++++ MATERIAL PROVIDED ++++

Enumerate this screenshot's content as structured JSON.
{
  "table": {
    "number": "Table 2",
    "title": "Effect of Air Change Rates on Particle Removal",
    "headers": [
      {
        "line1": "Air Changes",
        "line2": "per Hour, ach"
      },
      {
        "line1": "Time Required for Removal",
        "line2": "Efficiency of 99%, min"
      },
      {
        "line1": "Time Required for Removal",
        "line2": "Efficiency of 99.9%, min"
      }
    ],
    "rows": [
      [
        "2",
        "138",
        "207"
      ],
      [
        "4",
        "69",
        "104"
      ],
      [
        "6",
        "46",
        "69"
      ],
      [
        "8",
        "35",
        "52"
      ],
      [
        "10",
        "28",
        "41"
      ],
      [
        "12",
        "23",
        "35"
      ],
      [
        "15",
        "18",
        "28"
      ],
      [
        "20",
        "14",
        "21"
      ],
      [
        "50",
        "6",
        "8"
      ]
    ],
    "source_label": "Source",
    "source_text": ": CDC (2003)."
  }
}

++++
++++ MATERIAL PROVIDED ++++

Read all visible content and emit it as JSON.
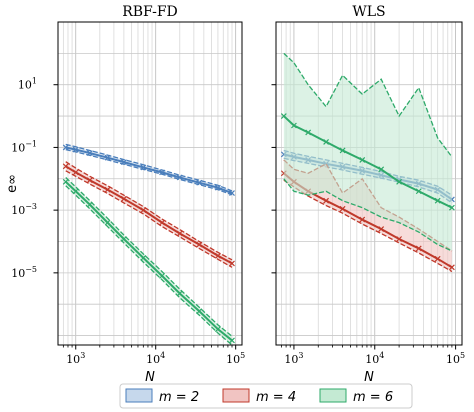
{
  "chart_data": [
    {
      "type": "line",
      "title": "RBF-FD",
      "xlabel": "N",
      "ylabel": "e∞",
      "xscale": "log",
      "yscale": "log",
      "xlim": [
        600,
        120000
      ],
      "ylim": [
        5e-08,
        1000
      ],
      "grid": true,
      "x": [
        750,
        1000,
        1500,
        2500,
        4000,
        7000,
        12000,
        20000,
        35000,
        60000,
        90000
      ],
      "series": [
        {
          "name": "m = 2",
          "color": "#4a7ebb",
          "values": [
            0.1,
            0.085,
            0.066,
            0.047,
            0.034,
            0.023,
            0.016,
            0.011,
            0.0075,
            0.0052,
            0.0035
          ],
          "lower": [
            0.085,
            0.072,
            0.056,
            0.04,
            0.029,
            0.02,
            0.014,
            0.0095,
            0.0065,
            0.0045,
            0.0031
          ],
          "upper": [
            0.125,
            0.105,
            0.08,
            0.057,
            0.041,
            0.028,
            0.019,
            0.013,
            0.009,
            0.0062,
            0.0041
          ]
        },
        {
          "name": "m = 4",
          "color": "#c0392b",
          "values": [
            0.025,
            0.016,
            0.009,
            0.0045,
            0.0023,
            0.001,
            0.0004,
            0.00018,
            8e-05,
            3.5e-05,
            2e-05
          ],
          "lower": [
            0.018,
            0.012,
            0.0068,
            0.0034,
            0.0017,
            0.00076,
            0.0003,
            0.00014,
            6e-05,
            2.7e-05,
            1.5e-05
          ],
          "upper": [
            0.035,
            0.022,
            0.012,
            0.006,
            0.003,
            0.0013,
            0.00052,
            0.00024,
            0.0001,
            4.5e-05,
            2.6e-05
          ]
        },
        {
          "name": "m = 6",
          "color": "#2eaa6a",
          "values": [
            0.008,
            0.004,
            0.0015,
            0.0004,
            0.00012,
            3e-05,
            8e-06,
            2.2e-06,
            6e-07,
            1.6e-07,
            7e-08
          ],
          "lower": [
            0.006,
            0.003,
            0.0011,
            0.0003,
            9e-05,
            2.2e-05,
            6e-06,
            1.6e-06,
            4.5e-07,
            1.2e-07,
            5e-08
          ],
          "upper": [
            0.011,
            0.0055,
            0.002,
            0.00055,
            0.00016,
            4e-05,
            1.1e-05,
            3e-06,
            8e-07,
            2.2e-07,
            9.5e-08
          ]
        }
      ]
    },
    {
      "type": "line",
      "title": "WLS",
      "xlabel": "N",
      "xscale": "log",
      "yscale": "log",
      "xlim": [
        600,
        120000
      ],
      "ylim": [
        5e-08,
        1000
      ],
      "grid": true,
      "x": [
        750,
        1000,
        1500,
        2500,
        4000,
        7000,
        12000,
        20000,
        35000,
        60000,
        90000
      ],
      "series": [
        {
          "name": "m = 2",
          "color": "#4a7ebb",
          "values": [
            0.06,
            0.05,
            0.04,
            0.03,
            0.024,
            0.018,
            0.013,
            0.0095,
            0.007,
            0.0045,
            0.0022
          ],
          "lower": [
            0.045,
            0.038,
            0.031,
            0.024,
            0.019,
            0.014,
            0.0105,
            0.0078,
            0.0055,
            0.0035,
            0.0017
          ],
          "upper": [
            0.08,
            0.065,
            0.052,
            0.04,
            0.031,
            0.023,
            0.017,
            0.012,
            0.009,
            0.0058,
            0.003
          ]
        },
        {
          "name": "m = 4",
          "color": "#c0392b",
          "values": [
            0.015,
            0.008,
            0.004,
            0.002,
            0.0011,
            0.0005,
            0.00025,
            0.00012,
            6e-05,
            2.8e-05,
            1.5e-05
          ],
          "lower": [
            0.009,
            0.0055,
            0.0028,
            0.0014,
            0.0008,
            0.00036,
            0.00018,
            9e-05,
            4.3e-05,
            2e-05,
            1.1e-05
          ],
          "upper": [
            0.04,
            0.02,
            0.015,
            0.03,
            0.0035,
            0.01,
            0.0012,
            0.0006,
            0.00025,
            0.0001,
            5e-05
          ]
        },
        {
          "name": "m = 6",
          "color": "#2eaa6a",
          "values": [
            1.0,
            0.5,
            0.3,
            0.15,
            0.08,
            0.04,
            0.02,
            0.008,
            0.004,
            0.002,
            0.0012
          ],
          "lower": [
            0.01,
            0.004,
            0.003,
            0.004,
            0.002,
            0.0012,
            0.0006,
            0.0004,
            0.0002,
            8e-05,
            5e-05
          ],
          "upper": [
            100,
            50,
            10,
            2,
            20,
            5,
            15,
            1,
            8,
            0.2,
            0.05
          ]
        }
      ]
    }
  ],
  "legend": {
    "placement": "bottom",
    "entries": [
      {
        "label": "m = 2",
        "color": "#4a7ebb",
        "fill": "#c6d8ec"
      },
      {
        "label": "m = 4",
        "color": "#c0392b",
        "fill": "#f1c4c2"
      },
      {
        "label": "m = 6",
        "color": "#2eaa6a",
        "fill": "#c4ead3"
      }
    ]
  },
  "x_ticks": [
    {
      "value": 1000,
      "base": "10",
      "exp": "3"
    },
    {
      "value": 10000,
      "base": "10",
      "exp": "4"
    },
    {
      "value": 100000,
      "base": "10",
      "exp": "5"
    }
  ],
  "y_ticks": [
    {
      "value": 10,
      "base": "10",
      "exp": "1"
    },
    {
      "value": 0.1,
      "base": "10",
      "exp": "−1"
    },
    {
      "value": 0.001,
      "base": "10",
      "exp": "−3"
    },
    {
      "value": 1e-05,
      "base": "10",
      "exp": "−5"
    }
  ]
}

++++

INSTRUCTIONS FOR THE TASK.
Return every line containing "Efficiency".

TASK OUTPUT.
        "line2": "Efficiency of 99%, min"
        "line2": "Efficiency of 99.9%, min"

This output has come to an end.